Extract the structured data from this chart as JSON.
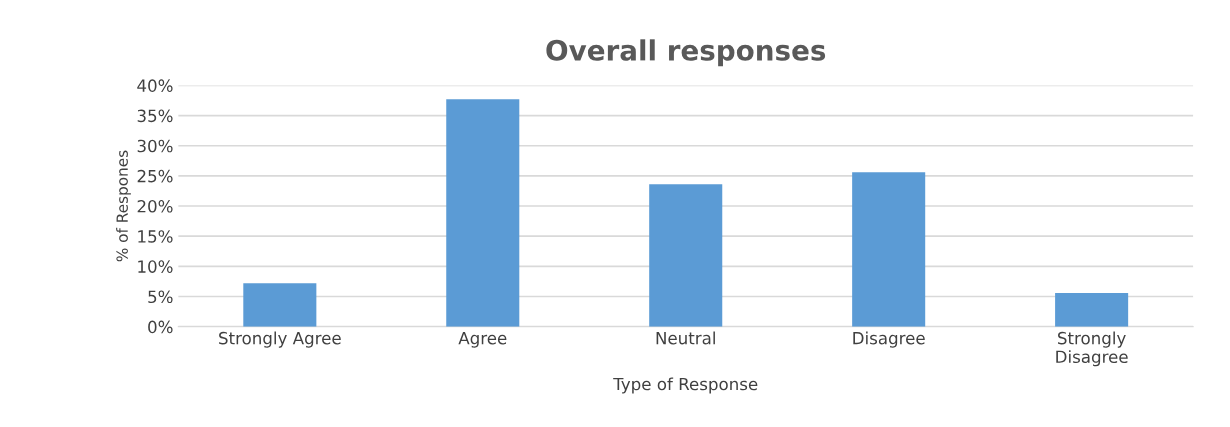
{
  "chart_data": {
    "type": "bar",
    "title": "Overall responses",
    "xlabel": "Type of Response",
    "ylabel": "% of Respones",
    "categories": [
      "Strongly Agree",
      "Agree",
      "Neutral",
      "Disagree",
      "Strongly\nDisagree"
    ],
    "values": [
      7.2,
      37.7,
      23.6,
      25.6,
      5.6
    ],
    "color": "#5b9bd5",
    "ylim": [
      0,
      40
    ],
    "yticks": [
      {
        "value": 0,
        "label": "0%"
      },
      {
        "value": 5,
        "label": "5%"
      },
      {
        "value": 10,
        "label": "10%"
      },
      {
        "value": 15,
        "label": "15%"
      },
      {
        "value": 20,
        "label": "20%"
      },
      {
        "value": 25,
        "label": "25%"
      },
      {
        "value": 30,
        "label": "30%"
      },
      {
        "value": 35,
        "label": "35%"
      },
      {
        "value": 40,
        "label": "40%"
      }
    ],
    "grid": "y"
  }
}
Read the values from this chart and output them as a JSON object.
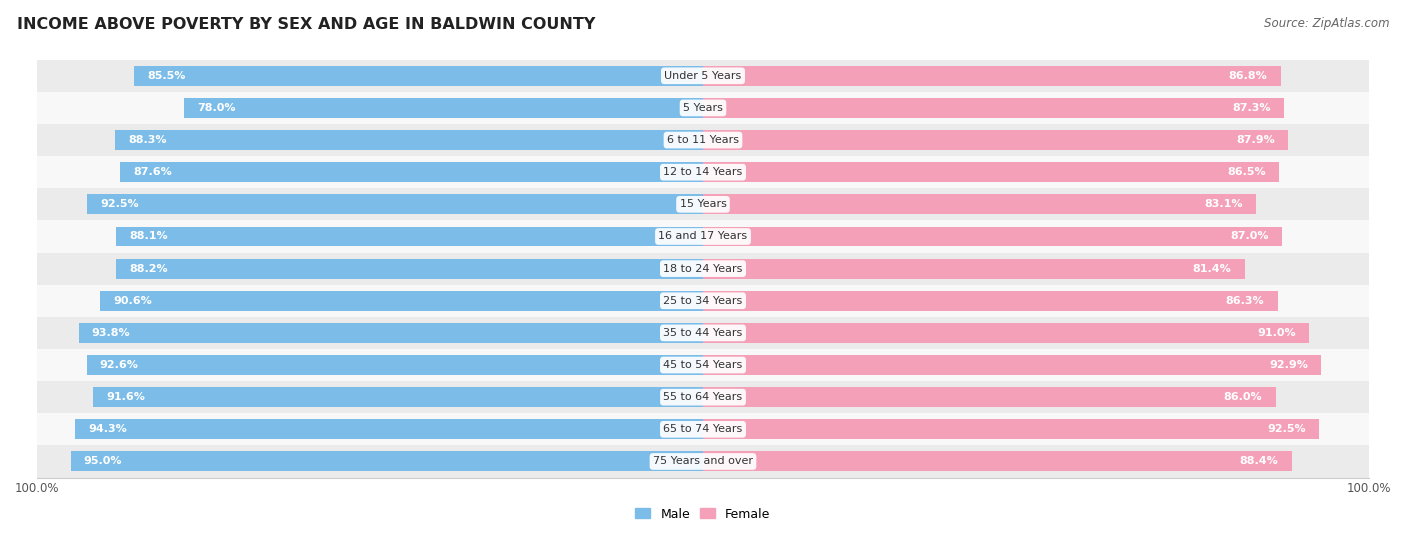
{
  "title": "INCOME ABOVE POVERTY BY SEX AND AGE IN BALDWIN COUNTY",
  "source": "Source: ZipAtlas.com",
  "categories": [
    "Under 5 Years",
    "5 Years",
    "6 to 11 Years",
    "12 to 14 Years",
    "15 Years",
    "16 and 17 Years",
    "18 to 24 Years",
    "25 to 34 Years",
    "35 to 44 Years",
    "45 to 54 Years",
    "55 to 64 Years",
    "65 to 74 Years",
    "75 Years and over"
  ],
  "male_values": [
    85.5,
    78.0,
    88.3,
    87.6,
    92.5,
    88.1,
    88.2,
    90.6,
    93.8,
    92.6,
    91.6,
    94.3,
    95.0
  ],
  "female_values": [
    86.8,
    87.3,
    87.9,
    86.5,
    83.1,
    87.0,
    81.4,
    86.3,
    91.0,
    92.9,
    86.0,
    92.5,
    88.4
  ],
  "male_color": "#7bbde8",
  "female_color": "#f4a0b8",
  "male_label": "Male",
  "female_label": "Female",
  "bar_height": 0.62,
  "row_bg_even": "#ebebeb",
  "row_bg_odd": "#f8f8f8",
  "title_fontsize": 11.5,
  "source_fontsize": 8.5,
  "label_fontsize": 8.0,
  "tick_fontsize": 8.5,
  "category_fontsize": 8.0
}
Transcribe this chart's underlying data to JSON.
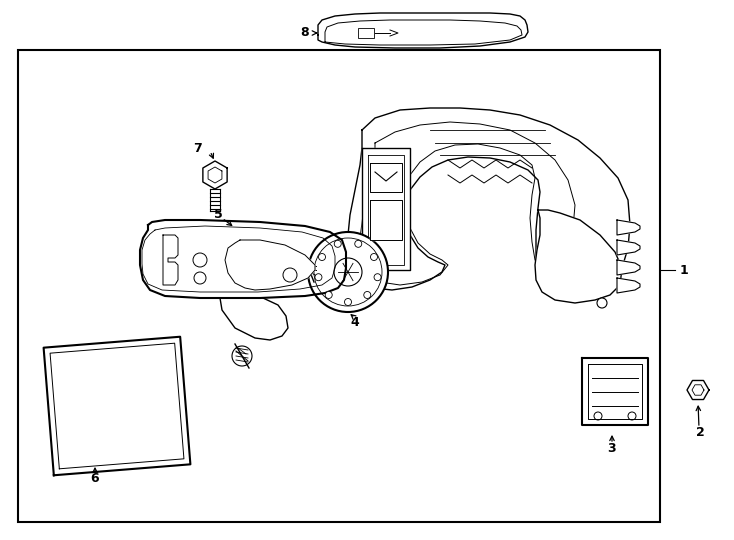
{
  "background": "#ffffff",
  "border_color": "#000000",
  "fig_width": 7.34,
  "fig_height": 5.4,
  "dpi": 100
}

▶ _WHAT NEEDS TO BE DONE_:
Your copy of the data above should match it exactly, except that pictures are left out.

▶ _RESPONSE TO THIS EXERCISE_:
Extract the structured data from this chart as JSON.
{
  "chart_data": {
    "type": "bar",
    "title": "Overall responses",
    "xlabel": "Type of Response",
    "ylabel": "% of Respones",
    "categories": [
      "Strongly Agree",
      "Agree",
      "Neutral",
      "Disagree",
      "Strongly\nDisagree"
    ],
    "values": [
      7.2,
      37.7,
      23.6,
      25.6,
      5.6
    ],
    "color": "#5b9bd5",
    "ylim": [
      0,
      40
    ],
    "yticks": [
      {
        "value": 0,
        "label": "0%"
      },
      {
        "value": 5,
        "label": "5%"
      },
      {
        "value": 10,
        "label": "10%"
      },
      {
        "value": 15,
        "label": "15%"
      },
      {
        "value": 20,
        "label": "20%"
      },
      {
        "value": 25,
        "label": "25%"
      },
      {
        "value": 30,
        "label": "30%"
      },
      {
        "value": 35,
        "label": "35%"
      },
      {
        "value": 40,
        "label": "40%"
      }
    ],
    "grid": "y"
  }
}
Read the values from this chart and output them as a JSON object.
{
  "title": "INCOME ABOVE POVERTY BY SEX AND AGE IN BALDWIN COUNTY",
  "source": "Source: ZipAtlas.com",
  "categories": [
    "Under 5 Years",
    "5 Years",
    "6 to 11 Years",
    "12 to 14 Years",
    "15 Years",
    "16 and 17 Years",
    "18 to 24 Years",
    "25 to 34 Years",
    "35 to 44 Years",
    "45 to 54 Years",
    "55 to 64 Years",
    "65 to 74 Years",
    "75 Years and over"
  ],
  "male_values": [
    85.5,
    78.0,
    88.3,
    87.6,
    92.5,
    88.1,
    88.2,
    90.6,
    93.8,
    92.6,
    91.6,
    94.3,
    95.0
  ],
  "female_values": [
    86.8,
    87.3,
    87.9,
    86.5,
    83.1,
    87.0,
    81.4,
    86.3,
    91.0,
    92.9,
    86.0,
    92.5,
    88.4
  ],
  "male_color": "#7bbde8",
  "female_color": "#f4a0b8",
  "male_label": "Male",
  "female_label": "Female",
  "bar_height": 0.62,
  "row_bg_even": "#ebebeb",
  "row_bg_odd": "#f8f8f8",
  "title_fontsize": 11.5,
  "source_fontsize": 8.5,
  "label_fontsize": 8.0,
  "tick_fontsize": 8.5,
  "category_fontsize": 8.0
}
Transcribe this chart's underlying data to JSON.
{
  "background": "#ffffff",
  "border_color": "#000000",
  "fig_width": 7.34,
  "fig_height": 5.4,
  "dpi": 100
}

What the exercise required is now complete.